From the listing below, pull each line that includes "Simple".

[Stored data]
______
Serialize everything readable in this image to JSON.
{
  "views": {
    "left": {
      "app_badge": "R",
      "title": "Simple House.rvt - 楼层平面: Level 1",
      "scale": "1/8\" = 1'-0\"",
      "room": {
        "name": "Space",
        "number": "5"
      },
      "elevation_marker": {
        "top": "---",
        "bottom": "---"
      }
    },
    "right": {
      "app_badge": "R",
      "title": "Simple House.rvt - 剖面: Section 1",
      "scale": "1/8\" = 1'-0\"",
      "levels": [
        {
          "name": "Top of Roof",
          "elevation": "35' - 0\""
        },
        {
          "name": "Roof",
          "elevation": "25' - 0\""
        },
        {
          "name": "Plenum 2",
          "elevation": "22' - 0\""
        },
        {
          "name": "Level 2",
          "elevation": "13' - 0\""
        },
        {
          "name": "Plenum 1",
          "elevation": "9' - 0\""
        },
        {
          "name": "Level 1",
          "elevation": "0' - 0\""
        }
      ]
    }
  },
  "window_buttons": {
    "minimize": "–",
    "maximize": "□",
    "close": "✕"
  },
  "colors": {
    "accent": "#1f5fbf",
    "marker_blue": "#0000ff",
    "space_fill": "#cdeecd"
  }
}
______
## Output
      "title": "Simple House.rvt - 楼层平面: Level 1",
      "title": "Simple House.rvt - 剖面: Section 1",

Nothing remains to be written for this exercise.